Problem to solve:
Spot each line that carries the word "bottom"; copy those lines.

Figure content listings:
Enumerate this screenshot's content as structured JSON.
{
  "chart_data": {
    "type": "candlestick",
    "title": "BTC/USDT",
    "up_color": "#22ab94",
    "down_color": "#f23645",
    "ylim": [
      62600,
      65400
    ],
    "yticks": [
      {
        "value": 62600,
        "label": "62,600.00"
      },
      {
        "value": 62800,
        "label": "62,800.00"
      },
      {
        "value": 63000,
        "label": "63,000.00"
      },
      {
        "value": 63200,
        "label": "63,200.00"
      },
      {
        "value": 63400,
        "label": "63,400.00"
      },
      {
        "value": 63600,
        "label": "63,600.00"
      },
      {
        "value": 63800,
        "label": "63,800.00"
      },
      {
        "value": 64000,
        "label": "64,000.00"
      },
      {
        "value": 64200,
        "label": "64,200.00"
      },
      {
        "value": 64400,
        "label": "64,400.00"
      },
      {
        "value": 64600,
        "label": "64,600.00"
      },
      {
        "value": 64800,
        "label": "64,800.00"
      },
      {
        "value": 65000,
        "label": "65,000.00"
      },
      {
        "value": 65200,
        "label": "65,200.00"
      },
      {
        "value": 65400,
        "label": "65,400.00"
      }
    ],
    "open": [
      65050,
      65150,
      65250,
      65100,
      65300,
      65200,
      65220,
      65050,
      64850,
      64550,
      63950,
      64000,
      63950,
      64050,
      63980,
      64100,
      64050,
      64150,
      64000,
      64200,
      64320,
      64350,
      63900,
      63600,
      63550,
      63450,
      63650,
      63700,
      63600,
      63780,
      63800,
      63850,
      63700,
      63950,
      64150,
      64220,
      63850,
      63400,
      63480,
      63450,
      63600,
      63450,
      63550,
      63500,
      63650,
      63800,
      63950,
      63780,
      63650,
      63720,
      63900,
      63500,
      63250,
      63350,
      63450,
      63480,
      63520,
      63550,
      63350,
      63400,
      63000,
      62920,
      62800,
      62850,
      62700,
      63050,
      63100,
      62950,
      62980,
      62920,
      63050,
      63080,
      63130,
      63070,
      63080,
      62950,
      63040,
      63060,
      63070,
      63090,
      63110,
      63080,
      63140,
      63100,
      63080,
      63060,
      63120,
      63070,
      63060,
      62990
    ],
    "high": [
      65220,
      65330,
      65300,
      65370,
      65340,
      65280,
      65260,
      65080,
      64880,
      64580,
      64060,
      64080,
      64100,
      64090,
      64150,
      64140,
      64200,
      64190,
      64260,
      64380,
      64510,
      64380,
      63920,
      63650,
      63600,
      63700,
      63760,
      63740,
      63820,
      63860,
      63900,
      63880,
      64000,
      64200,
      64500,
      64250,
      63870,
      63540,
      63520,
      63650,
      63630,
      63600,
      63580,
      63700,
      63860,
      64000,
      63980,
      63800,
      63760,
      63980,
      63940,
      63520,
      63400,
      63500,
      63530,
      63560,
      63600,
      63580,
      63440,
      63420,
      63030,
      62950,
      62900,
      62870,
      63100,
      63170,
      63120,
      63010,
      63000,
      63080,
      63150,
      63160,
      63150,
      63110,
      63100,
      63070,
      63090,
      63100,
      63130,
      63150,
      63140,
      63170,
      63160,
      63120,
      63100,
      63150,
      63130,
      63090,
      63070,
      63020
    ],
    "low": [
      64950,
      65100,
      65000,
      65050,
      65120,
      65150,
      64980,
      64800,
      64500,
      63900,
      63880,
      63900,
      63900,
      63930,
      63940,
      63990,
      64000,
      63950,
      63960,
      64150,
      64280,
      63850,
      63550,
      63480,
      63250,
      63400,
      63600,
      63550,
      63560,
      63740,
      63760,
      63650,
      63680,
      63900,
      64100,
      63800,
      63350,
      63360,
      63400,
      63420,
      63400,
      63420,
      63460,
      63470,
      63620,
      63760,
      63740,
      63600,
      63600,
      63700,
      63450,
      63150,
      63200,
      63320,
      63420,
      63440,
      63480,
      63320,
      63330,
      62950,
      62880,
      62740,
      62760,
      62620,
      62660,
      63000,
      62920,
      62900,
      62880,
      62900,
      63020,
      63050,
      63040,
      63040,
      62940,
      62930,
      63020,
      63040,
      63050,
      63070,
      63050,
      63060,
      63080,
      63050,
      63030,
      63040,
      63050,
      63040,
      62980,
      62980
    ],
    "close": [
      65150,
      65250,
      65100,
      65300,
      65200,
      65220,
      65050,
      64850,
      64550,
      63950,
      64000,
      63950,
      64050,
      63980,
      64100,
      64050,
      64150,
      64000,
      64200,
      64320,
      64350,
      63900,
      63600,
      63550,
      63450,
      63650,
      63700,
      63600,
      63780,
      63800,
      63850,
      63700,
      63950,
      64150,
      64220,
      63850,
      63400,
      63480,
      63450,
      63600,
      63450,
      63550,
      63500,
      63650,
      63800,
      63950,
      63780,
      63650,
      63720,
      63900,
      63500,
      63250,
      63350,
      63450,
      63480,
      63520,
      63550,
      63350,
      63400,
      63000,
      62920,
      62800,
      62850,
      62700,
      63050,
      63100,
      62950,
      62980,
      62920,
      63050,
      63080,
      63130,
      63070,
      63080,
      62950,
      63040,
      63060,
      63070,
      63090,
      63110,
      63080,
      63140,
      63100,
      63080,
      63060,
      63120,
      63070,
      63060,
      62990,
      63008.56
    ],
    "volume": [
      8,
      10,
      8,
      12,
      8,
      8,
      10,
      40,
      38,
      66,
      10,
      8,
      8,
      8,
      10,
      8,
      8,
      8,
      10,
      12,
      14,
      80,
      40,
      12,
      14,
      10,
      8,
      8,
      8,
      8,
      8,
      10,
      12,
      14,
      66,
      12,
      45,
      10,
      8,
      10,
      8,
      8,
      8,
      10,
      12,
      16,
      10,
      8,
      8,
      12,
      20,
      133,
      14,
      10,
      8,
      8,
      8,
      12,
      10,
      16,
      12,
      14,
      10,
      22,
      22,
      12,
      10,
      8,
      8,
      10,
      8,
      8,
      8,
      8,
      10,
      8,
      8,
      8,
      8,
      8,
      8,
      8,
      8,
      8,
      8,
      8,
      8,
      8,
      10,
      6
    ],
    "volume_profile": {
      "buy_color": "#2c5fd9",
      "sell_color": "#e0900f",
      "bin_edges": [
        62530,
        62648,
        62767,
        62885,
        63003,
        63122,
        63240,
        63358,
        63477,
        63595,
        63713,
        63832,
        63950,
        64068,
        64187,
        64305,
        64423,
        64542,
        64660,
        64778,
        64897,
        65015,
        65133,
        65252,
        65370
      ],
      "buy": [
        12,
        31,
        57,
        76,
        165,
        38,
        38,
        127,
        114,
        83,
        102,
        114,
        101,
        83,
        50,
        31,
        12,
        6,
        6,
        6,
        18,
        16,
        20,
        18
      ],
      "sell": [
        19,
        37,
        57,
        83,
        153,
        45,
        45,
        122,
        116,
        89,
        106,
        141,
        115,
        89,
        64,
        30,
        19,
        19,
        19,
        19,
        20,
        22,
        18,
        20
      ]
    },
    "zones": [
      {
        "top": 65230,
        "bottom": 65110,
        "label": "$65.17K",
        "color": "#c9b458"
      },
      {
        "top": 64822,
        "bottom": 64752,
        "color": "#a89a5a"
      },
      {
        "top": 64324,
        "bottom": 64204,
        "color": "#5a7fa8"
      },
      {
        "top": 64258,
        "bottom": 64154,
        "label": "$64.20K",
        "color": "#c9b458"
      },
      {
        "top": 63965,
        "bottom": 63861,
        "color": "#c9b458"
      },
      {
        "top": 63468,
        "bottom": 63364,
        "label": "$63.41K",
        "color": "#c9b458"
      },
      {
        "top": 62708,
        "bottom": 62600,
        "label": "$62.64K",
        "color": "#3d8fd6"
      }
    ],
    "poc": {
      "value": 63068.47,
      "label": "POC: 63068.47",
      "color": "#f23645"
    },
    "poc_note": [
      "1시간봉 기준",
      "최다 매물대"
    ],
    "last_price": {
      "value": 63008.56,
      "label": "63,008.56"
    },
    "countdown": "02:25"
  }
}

Answer for this exercise:
        "bottom": 65110,
        "bottom": 64752,
        "bottom": 64204,
        "bottom": 64154,
        "bottom": 63861,
        "bottom": 63364,
        "bottom": 62600,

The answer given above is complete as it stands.